[Source records]
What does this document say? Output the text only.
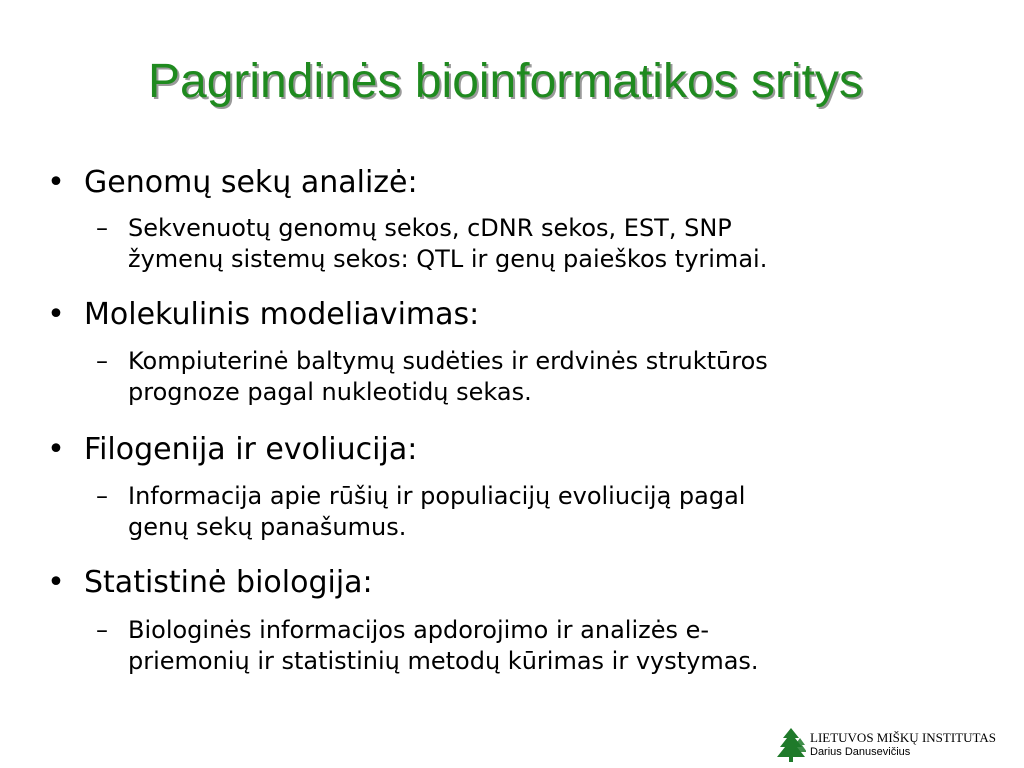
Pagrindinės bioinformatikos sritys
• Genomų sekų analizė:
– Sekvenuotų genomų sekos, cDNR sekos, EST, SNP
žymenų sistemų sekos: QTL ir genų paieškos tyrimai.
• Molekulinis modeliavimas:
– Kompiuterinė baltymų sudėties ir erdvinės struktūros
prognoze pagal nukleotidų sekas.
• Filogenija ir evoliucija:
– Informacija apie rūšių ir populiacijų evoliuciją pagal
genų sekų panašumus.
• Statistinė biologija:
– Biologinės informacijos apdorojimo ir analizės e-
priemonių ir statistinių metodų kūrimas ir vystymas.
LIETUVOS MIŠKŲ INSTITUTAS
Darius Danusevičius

● **What the exercise asks**:
Transcribe every entry exactly, omitting pictures.

● **Response box**:
What does this document say? Output the text only.
Pagrindinės bioinformatikos sritys
• Genomų sekų analizė:
– Sekvenuotų genomų sekos, cDNR sekos, EST, SNP
žymenų sistemų sekos: QTL ir genų paieškos tyrimai.
• Molekulinis modeliavimas:
– Kompiuterinė baltymų sudėties ir erdvinės struktūros
prognoze pagal nukleotidų sekas.
• Filogenija ir evoliucija:
– Informacija apie rūšių ir populiacijų evoliuciją pagal
genų sekų panašumus.
• Statistinė biologija:
– Biologinės informacijos apdorojimo ir analizės e-
priemonių ir statistinių metodų kūrimas ir vystymas.
LIETUVOS MIŠKŲ INSTITUTAS
Darius Danusevičius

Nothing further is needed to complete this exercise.